═════ RAW RECORDS ═════

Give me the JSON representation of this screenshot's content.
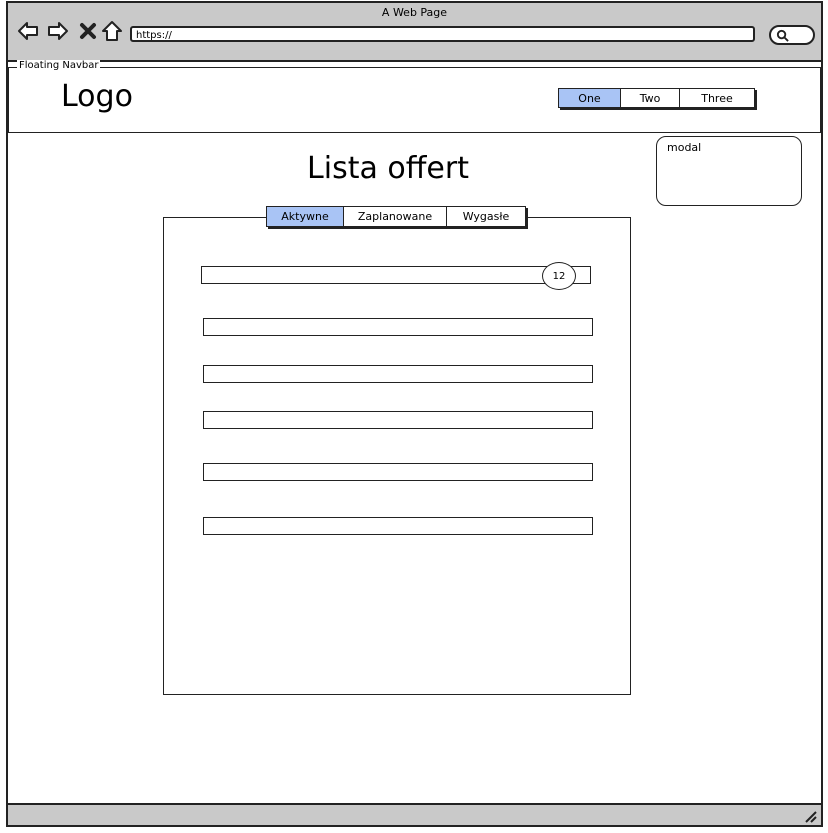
{
  "window": {
    "title": "A Web Page"
  },
  "browser": {
    "url": "https://",
    "icons": [
      "back-arrow-icon",
      "forward-arrow-icon",
      "close-x-icon",
      "home-icon",
      "search-icon"
    ]
  },
  "navbar": {
    "label": "Floating Navbar",
    "logo": "Logo",
    "buttons": [
      {
        "label": "One",
        "active": true
      },
      {
        "label": "Two",
        "active": false
      },
      {
        "label": "Three",
        "active": false
      }
    ]
  },
  "modal": {
    "label": "modal"
  },
  "main": {
    "title": "Lista offert",
    "tabs": [
      {
        "label": "Aktywne",
        "active": true
      },
      {
        "label": "Zaplanowane",
        "active": false
      },
      {
        "label": "Wygasłe",
        "active": false
      }
    ],
    "badge": "12"
  },
  "colors": {
    "active": "#a9c4f5",
    "chrome": "#c9c9c9"
  }
}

═════

**GOAL OF THE EXERCISE**: Pick out and copy the lines of the entries that hold the string "label".

**RESPONSE TO THIS EXERCISE**:
    "label": "Floating Navbar",
        "label": "One",
        "label": "Two",
        "label": "Three",
    "label": "modal"
        "label": "Aktywne",
        "label": "Zaplanowane",
        "label": "Wygasłe",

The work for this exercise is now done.